[Job]: All entries are to be given again verbatim.

_ _ _ _

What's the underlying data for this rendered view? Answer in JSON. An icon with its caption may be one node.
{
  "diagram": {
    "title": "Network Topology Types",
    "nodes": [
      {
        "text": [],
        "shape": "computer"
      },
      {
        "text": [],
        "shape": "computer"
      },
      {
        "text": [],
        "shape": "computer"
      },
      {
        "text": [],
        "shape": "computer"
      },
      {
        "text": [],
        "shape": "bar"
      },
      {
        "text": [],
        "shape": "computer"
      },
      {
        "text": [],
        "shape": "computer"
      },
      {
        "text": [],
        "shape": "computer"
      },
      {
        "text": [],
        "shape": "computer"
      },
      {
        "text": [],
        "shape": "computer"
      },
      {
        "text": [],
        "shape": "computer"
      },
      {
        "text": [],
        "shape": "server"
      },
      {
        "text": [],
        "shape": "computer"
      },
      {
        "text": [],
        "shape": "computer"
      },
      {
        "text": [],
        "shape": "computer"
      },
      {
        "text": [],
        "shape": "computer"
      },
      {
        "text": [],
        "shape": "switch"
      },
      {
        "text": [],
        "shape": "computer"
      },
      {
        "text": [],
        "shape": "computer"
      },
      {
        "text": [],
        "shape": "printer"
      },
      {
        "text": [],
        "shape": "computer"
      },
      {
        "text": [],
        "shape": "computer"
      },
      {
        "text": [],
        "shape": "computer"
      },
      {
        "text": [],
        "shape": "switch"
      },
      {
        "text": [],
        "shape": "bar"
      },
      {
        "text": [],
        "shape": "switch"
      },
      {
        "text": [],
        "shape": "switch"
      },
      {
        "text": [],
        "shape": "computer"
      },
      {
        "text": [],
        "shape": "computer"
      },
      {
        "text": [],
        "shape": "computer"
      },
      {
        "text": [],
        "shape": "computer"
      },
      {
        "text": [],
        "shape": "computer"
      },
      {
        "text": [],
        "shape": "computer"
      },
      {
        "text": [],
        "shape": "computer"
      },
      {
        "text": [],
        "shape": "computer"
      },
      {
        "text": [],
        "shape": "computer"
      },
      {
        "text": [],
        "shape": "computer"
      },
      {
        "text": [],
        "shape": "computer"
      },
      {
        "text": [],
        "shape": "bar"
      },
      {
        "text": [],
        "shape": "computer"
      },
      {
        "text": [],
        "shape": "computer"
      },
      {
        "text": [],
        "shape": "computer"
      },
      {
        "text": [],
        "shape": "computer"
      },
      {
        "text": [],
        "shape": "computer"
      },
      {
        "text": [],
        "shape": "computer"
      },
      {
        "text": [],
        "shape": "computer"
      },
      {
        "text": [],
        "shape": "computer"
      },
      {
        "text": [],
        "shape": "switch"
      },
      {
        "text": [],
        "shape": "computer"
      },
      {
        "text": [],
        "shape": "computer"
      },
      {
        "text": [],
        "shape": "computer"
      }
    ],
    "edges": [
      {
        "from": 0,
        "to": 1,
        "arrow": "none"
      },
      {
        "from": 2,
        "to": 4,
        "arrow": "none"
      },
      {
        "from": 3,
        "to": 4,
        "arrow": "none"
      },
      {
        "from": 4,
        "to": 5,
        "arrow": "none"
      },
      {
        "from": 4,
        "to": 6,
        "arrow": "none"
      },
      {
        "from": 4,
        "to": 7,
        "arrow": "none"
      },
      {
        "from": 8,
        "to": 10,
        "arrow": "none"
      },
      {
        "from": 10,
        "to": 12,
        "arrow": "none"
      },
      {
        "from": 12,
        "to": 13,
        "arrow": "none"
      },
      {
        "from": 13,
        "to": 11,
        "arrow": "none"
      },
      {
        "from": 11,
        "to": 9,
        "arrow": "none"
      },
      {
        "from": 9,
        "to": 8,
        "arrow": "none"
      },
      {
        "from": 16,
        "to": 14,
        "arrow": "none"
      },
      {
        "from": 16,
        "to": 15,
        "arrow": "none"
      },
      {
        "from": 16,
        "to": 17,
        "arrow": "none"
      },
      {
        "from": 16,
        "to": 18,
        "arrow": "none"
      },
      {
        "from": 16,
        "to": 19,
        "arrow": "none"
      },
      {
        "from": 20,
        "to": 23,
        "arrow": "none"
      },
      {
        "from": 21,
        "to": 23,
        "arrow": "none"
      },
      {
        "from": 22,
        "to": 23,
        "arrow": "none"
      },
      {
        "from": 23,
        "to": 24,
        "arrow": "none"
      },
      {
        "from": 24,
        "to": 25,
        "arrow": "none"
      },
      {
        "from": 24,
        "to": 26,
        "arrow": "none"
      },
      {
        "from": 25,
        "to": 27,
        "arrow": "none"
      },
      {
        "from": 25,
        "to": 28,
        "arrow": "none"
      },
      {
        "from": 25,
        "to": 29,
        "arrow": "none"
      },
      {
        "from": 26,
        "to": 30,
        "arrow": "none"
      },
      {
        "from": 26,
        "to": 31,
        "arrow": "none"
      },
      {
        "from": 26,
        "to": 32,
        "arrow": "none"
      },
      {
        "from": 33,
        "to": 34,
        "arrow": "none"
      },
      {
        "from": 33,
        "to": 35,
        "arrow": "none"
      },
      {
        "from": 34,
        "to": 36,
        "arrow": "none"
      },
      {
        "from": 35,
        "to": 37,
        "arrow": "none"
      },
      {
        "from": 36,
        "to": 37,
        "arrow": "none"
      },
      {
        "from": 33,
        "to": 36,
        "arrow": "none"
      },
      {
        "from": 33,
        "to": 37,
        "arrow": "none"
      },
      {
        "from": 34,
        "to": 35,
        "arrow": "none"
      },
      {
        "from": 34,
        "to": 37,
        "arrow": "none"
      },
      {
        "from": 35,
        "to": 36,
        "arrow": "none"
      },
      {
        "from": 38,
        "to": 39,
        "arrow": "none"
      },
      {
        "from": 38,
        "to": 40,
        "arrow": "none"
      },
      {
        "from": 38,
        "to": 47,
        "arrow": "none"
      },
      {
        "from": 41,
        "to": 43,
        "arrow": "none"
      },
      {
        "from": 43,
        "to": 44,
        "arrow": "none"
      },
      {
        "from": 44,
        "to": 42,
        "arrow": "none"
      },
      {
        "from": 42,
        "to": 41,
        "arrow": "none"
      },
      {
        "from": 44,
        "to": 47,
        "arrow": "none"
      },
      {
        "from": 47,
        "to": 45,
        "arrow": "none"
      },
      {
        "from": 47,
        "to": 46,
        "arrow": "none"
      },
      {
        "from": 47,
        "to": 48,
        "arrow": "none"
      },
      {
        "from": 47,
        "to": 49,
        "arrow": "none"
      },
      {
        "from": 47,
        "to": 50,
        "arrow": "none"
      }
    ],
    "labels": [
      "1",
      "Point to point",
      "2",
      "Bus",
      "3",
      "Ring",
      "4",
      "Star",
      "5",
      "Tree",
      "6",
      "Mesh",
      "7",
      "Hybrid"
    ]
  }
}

_ _ _ _

[Response to the exercise]:
What's the underlying data for this rendered view? Answer in JSON. An icon with its caption may be one node.
{
  "diagram": {
    "title": "Network Topology Types",
    "nodes": [
      {
        "text": [],
        "shape": "computer"
      },
      {
        "text": [],
        "shape": "computer"
      },
      {
        "text": [],
        "shape": "computer"
      },
      {
        "text": [],
        "shape": "computer"
      },
      {
        "text": [],
        "shape": "bar"
      },
      {
        "text": [],
        "shape": "computer"
      },
      {
        "text": [],
        "shape": "computer"
      },
      {
        "text": [],
        "shape": "computer"
      },
      {
        "text": [],
        "shape": "computer"
      },
      {
        "text": [],
        "shape": "computer"
      },
      {
        "text": [],
        "shape": "computer"
      },
      {
        "text": [],
        "shape": "server"
      },
      {
        "text": [],
        "shape": "computer"
      },
      {
        "text": [],
        "shape": "computer"
      },
      {
        "text": [],
        "shape": "computer"
      },
      {
        "text": [],
        "shape": "computer"
      },
      {
        "text": [],
        "shape": "switch"
      },
      {
        "text": [],
        "shape": "computer"
      },
      {
        "text": [],
        "shape": "computer"
      },
      {
        "text": [],
        "shape": "printer"
      },
      {
        "text": [],
        "shape": "computer"
      },
      {
        "text": [],
        "shape": "computer"
      },
      {
        "text": [],
        "shape": "computer"
      },
      {
        "text": [],
        "shape": "switch"
      },
      {
        "text": [],
        "shape": "bar"
      },
      {
        "text": [],
        "shape": "switch"
      },
      {
        "text": [],
        "shape": "switch"
      },
      {
        "text": [],
        "shape": "computer"
      },
      {
        "text": [],
        "shape": "computer"
      },
      {
        "text": [],
        "shape": "computer"
      },
      {
        "text": [],
        "shape": "computer"
      },
      {
        "text": [],
        "shape": "computer"
      },
      {
        "text": [],
        "shape": "computer"
      },
      {
        "text": [],
        "shape": "computer"
      },
      {
        "text": [],
        "shape": "computer"
      },
      {
        "text": [],
        "shape": "computer"
      },
      {
        "text": [],
        "shape": "computer"
      },
      {
        "text": [],
        "shape": "computer"
      },
      {
        "text": [],
        "shape": "bar"
      },
      {
        "text": [],
        "shape": "computer"
      },
      {
        "text": [],
        "shape": "computer"
      },
      {
        "text": [],
        "shape": "computer"
      },
      {
        "text": [],
        "shape": "computer"
      },
      {
        "text": [],
        "shape": "computer"
      },
      {
        "text": [],
        "shape": "computer"
      },
      {
        "text": [],
        "shape": "computer"
      },
      {
        "text": [],
        "shape": "computer"
      },
      {
        "text": [],
        "shape": "switch"
      },
      {
        "text": [],
        "shape": "computer"
      },
      {
        "text": [],
        "shape": "computer"
      },
      {
        "text": [],
        "shape": "computer"
      }
    ],
    "edges": [
      {
        "from": 0,
        "to": 1,
        "arrow": "none"
      },
      {
        "from": 2,
        "to": 4,
        "arrow": "none"
      },
      {
        "from": 3,
        "to": 4,
        "arrow": "none"
      },
      {
        "from": 4,
        "to": 5,
        "arrow": "none"
      },
      {
        "from": 4,
        "to": 6,
        "arrow": "none"
      },
      {
        "from": 4,
        "to": 7,
        "arrow": "none"
      },
      {
        "from": 8,
        "to": 10,
        "arrow": "none"
      },
      {
        "from": 10,
        "to": 12,
        "arrow": "none"
      },
      {
        "from": 12,
        "to": 13,
        "arrow": "none"
      },
      {
        "from": 13,
        "to": 11,
        "arrow": "none"
      },
      {
        "from": 11,
        "to": 9,
        "arrow": "none"
      },
      {
        "from": 9,
        "to": 8,
        "arrow": "none"
      },
      {
        "from": 16,
        "to": 14,
        "arrow": "none"
      },
      {
        "from": 16,
        "to": 15,
        "arrow": "none"
      },
      {
        "from": 16,
        "to": 17,
        "arrow": "none"
      },
      {
        "from": 16,
        "to": 18,
        "arrow": "none"
      },
      {
        "from": 16,
        "to": 19,
        "arrow": "none"
      },
      {
        "from": 20,
        "to": 23,
        "arrow": "none"
      },
      {
        "from": 21,
        "to": 23,
        "arrow": "none"
      },
      {
        "from": 22,
        "to": 23,
        "arrow": "none"
      },
      {
        "from": 23,
        "to": 24,
        "arrow": "none"
      },
      {
        "from": 24,
        "to": 25,
        "arrow": "none"
      },
      {
        "from": 24,
        "to": 26,
        "arrow": "none"
      },
      {
        "from": 25,
        "to": 27,
        "arrow": "none"
      },
      {
        "from": 25,
        "to": 28,
        "arrow": "none"
      },
      {
        "from": 25,
        "to": 29,
        "arrow": "none"
      },
      {
        "from": 26,
        "to": 30,
        "arrow": "none"
      },
      {
        "from": 26,
        "to": 31,
        "arrow": "none"
      },
      {
        "from": 26,
        "to": 32,
        "arrow": "none"
      },
      {
        "from": 33,
        "to": 34,
        "arrow": "none"
      },
      {
        "from": 33,
        "to": 35,
        "arrow": "none"
      },
      {
        "from": 34,
        "to": 36,
        "arrow": "none"
      },
      {
        "from": 35,
        "to": 37,
        "arrow": "none"
      },
      {
        "from": 36,
        "to": 37,
        "arrow": "none"
      },
      {
        "from": 33,
        "to": 36,
        "arrow": "none"
      },
      {
        "from": 33,
        "to": 37,
        "arrow": "none"
      },
      {
        "from": 34,
        "to": 35,
        "arrow": "none"
      },
      {
        "from": 34,
        "to": 37,
        "arrow": "none"
      },
      {
        "from": 35,
        "to": 36,
        "arrow": "none"
      },
      {
        "from": 38,
        "to": 39,
        "arrow": "none"
      },
      {
        "from": 38,
        "to": 40,
        "arrow": "none"
      },
      {
        "from": 38,
        "to": 47,
        "arrow": "none"
      },
      {
        "from": 41,
        "to": 43,
        "arrow": "none"
      },
      {
        "from": 43,
        "to": 44,
        "arrow": "none"
      },
      {
        "from": 44,
        "to": 42,
        "arrow": "none"
      },
      {
        "from": 42,
        "to": 41,
        "arrow": "none"
      },
      {
        "from": 44,
        "to": 47,
        "arrow": "none"
      },
      {
        "from": 47,
        "to": 45,
        "arrow": "none"
      },
      {
        "from": 47,
        "to": 46,
        "arrow": "none"
      },
      {
        "from": 47,
        "to": 48,
        "arrow": "none"
      },
      {
        "from": 47,
        "to": 49,
        "arrow": "none"
      },
      {
        "from": 47,
        "to": 50,
        "arrow": "none"
      }
    ],
    "labels": [
      "1",
      "Point to point",
      "2",
      "Bus",
      "3",
      "Ring",
      "4",
      "Star",
      "5",
      "Tree",
      "6",
      "Mesh",
      "7",
      "Hybrid"
    ]
  }
}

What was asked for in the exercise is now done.